= WHAT IS ASKED =
Reproduce every row below character for character, leaving out the picture.

= SUPPLIED MATERIAL =
◆ ◆ ◆ ◆

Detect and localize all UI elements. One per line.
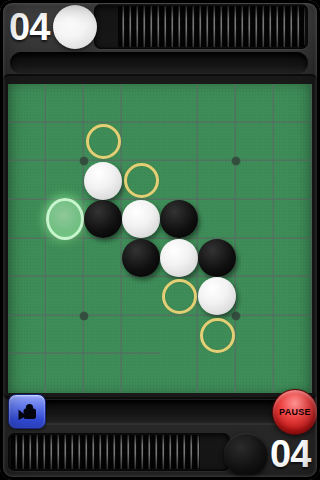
cell-f3[interactable] [198, 161, 236, 200]
grille-ribs [11, 435, 200, 469]
white-disc [84, 162, 122, 200]
cell-g6[interactable] [236, 277, 274, 316]
cell-h2[interactable] [274, 123, 312, 162]
black-disc [84, 200, 122, 238]
cell-h1[interactable] [274, 84, 312, 123]
cell-d2[interactable] [122, 123, 160, 162]
legal-move-hint[interactable] [124, 163, 159, 198]
legal-move-hint[interactable] [162, 279, 197, 314]
game-screen: 04 PAUSE 04 [0, 0, 320, 480]
cell-a3[interactable] [8, 161, 46, 200]
pause-button[interactable]: PAUSE [272, 389, 318, 435]
legal-move-hint[interactable] [86, 124, 121, 159]
cell-a7[interactable] [8, 316, 46, 355]
cell-b2[interactable] [46, 123, 84, 162]
cell-d3[interactable] [122, 161, 160, 200]
cell-f7[interactable] [198, 316, 236, 355]
cell-b5[interactable] [46, 239, 84, 278]
replay-camera-button[interactable] [8, 394, 46, 429]
cell-b6[interactable] [46, 277, 84, 316]
highlight-disc[interactable] [46, 198, 84, 240]
cell-f2[interactable] [198, 123, 236, 162]
grille-ribs [118, 6, 305, 47]
cell-h8[interactable] [274, 354, 312, 393]
cell-e4[interactable] [160, 200, 198, 239]
cell-g4[interactable] [236, 200, 274, 239]
cell-f5[interactable] [198, 239, 236, 278]
black-disc [122, 239, 160, 277]
cell-e7[interactable] [160, 316, 198, 355]
cell-c8[interactable] [84, 354, 122, 393]
cell-g1[interactable] [236, 84, 274, 123]
white-disc [160, 239, 198, 277]
cell-g7[interactable] [236, 316, 274, 355]
cell-h4[interactable] [274, 200, 312, 239]
cell-a4[interactable] [8, 200, 46, 239]
white-timer-bar [10, 52, 308, 75]
speaker-grille-bottom [8, 433, 230, 471]
cell-a5[interactable] [8, 239, 46, 278]
cell-f8[interactable] [198, 354, 236, 393]
black-disc [198, 239, 236, 277]
cell-e2[interactable] [160, 123, 198, 162]
cell-d5[interactable] [122, 239, 160, 278]
cell-c7[interactable] [84, 316, 122, 355]
cell-f1[interactable] [198, 84, 236, 123]
cell-b3[interactable] [46, 161, 84, 200]
cell-c1[interactable] [84, 84, 122, 123]
cell-e6[interactable] [160, 277, 198, 316]
cell-b1[interactable] [46, 84, 84, 123]
cell-b4[interactable] [46, 200, 84, 239]
speaker-grille-top [94, 4, 308, 49]
cell-c4[interactable] [84, 200, 122, 239]
cell-a2[interactable] [8, 123, 46, 162]
cell-b8[interactable] [46, 354, 84, 393]
video-camera-icon [15, 401, 39, 423]
cell-h3[interactable] [274, 161, 312, 200]
cell-e5[interactable] [160, 239, 198, 278]
cell-h6[interactable] [274, 277, 312, 316]
cell-e1[interactable] [160, 84, 198, 123]
cell-f6[interactable] [198, 277, 236, 316]
cell-c3[interactable] [84, 161, 122, 200]
cell-a1[interactable] [8, 84, 46, 123]
cell-a6[interactable] [8, 277, 46, 316]
cell-d8[interactable] [122, 354, 160, 393]
legal-move-hint[interactable] [200, 318, 235, 353]
cell-a8[interactable] [8, 354, 46, 393]
white-player-disc-icon [53, 5, 97, 49]
cell-d7[interactable] [122, 316, 160, 355]
cell-b7[interactable] [46, 316, 84, 355]
black-disc [160, 200, 198, 238]
cell-c5[interactable] [84, 239, 122, 278]
cell-g2[interactable] [236, 123, 274, 162]
white-disc [122, 200, 160, 238]
white-disc [198, 277, 236, 315]
cell-f4[interactable] [198, 200, 236, 239]
cell-e8[interactable] [160, 354, 198, 393]
cell-g3[interactable] [236, 161, 274, 200]
black-player-disc-icon [224, 433, 268, 477]
board-frame [4, 76, 316, 397]
cell-d1[interactable] [122, 84, 160, 123]
cell-d4[interactable] [122, 200, 160, 239]
cell-c2[interactable] [84, 123, 122, 162]
cell-d6[interactable] [122, 277, 160, 316]
cell-g5[interactable] [236, 239, 274, 278]
cell-c6[interactable] [84, 277, 122, 316]
black-score: 04 [270, 430, 320, 478]
othello-board [8, 84, 312, 393]
cell-h5[interactable] [274, 239, 312, 278]
cell-g8[interactable] [236, 354, 274, 393]
cell-e3[interactable] [160, 161, 198, 200]
black-timer-bar [29, 400, 286, 424]
cell-h7[interactable] [274, 316, 312, 355]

◆ ◆ ◆ ◆

= RESULT OF THIS TASK =
Detect and localize all UI elements. One per line.
cell-f3[interactable] [198, 161, 236, 200]
grille-ribs [11, 435, 200, 469]
white-disc [84, 162, 122, 200]
cell-g6[interactable] [236, 277, 274, 316]
cell-h2[interactable] [274, 123, 312, 162]
black-disc [84, 200, 122, 238]
cell-h1[interactable] [274, 84, 312, 123]
cell-d2[interactable] [122, 123, 160, 162]
legal-move-hint[interactable] [124, 163, 159, 198]
legal-move-hint[interactable] [162, 279, 197, 314]
game-screen: 04 PAUSE 04 [0, 0, 320, 480]
cell-a3[interactable] [8, 161, 46, 200]
pause-button[interactable]: PAUSE [272, 389, 318, 435]
legal-move-hint[interactable] [86, 124, 121, 159]
cell-a7[interactable] [8, 316, 46, 355]
cell-b2[interactable] [46, 123, 84, 162]
cell-d3[interactable] [122, 161, 160, 200]
cell-f7[interactable] [198, 316, 236, 355]
cell-b5[interactable] [46, 239, 84, 278]
replay-camera-button[interactable] [8, 394, 46, 429]
cell-b6[interactable] [46, 277, 84, 316]
highlight-disc[interactable] [46, 198, 84, 240]
cell-f2[interactable] [198, 123, 236, 162]
grille-ribs [118, 6, 305, 47]
cell-h8[interactable] [274, 354, 312, 393]
cell-e4[interactable] [160, 200, 198, 239]
cell-g4[interactable] [236, 200, 274, 239]
cell-f5[interactable] [198, 239, 236, 278]
black-disc [122, 239, 160, 277]
cell-e7[interactable] [160, 316, 198, 355]
cell-c8[interactable] [84, 354, 122, 393]
cell-g1[interactable] [236, 84, 274, 123]
white-disc [160, 239, 198, 277]
cell-g7[interactable] [236, 316, 274, 355]
cell-h4[interactable] [274, 200, 312, 239]
cell-a4[interactable] [8, 200, 46, 239]
white-timer-bar [10, 52, 308, 75]
speaker-grille-bottom [8, 433, 230, 471]
cell-a5[interactable] [8, 239, 46, 278]
cell-f8[interactable] [198, 354, 236, 393]
black-disc [198, 239, 236, 277]
cell-e2[interactable] [160, 123, 198, 162]
cell-d5[interactable] [122, 239, 160, 278]
cell-c7[interactable] [84, 316, 122, 355]
cell-f1[interactable] [198, 84, 236, 123]
cell-b3[interactable] [46, 161, 84, 200]
cell-c1[interactable] [84, 84, 122, 123]
cell-e6[interactable] [160, 277, 198, 316]
cell-b1[interactable] [46, 84, 84, 123]
cell-b4[interactable] [46, 200, 84, 239]
speaker-grille-top [94, 4, 308, 49]
cell-c4[interactable] [84, 200, 122, 239]
cell-a2[interactable] [8, 123, 46, 162]
cell-b8[interactable] [46, 354, 84, 393]
video-camera-icon [15, 401, 39, 423]
cell-h3[interactable] [274, 161, 312, 200]
cell-e5[interactable] [160, 239, 198, 278]
cell-h6[interactable] [274, 277, 312, 316]
cell-e1[interactable] [160, 84, 198, 123]
cell-f6[interactable] [198, 277, 236, 316]
cell-c3[interactable] [84, 161, 122, 200]
cell-a1[interactable] [8, 84, 46, 123]
cell-a6[interactable] [8, 277, 46, 316]
cell-d8[interactable] [122, 354, 160, 393]
legal-move-hint[interactable] [200, 318, 235, 353]
cell-a8[interactable] [8, 354, 46, 393]
white-player-disc-icon [53, 5, 97, 49]
cell-d7[interactable] [122, 316, 160, 355]
cell-b7[interactable] [46, 316, 84, 355]
black-disc [160, 200, 198, 238]
cell-c5[interactable] [84, 239, 122, 278]
cell-g2[interactable] [236, 123, 274, 162]
white-disc [122, 200, 160, 238]
white-disc [198, 277, 236, 315]
cell-f4[interactable] [198, 200, 236, 239]
cell-e8[interactable] [160, 354, 198, 393]
cell-g3[interactable] [236, 161, 274, 200]
black-player-disc-icon [224, 433, 268, 477]
board-frame [4, 76, 316, 397]
cell-d1[interactable] [122, 84, 160, 123]
cell-d4[interactable] [122, 200, 160, 239]
cell-c2[interactable] [84, 123, 122, 162]
cell-d6[interactable] [122, 277, 160, 316]
cell-g5[interactable] [236, 239, 274, 278]
cell-c6[interactable] [84, 277, 122, 316]
black-score: 04 [270, 430, 320, 478]
othello-board [8, 84, 312, 393]
cell-h5[interactable] [274, 239, 312, 278]
cell-g8[interactable] [236, 354, 274, 393]
cell-e3[interactable] [160, 161, 198, 200]
black-timer-bar [29, 400, 286, 424]
cell-h7[interactable] [274, 316, 312, 355]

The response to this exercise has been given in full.